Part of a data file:
↓

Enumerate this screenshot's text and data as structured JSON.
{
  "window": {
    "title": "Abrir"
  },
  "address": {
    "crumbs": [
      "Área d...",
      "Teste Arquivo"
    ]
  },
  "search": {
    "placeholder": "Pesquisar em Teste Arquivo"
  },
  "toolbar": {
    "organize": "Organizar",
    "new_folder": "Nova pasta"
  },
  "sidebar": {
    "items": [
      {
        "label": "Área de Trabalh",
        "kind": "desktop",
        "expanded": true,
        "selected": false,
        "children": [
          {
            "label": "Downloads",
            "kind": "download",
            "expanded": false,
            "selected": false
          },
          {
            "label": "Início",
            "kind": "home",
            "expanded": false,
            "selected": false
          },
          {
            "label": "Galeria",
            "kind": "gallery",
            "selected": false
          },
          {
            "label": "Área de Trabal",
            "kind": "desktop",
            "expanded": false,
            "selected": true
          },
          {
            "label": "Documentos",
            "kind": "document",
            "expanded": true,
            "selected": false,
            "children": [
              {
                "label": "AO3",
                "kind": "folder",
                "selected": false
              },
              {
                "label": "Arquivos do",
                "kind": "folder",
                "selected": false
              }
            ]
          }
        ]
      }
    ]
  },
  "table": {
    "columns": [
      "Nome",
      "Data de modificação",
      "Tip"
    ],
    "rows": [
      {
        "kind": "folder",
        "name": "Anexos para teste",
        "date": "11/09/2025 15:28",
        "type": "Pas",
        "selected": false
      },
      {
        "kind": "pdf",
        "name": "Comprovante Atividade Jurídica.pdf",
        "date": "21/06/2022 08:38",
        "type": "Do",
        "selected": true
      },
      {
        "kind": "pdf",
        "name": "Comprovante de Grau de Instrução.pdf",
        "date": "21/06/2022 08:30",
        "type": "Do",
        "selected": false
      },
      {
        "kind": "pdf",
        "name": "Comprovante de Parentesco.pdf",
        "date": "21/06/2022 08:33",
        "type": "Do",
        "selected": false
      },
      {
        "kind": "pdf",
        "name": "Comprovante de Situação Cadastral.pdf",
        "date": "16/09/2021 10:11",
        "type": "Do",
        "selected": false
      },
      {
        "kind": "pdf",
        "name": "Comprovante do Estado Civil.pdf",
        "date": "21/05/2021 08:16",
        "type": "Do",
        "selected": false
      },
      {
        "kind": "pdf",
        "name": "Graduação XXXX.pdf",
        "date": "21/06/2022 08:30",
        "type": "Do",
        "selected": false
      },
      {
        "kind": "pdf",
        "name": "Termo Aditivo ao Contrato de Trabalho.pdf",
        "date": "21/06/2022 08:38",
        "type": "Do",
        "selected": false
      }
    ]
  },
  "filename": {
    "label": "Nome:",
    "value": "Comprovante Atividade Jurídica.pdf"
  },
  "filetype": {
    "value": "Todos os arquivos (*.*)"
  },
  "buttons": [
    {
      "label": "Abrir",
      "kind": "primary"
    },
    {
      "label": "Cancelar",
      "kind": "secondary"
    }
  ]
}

↑

#### [Exercise details]
From the data, list each line in which the string "Jurídica" appears.

#### [Task output]
        "name": "Comprovante Atividade Jurídica.pdf",
    "value": "Comprovante Atividade Jurídica.pdf"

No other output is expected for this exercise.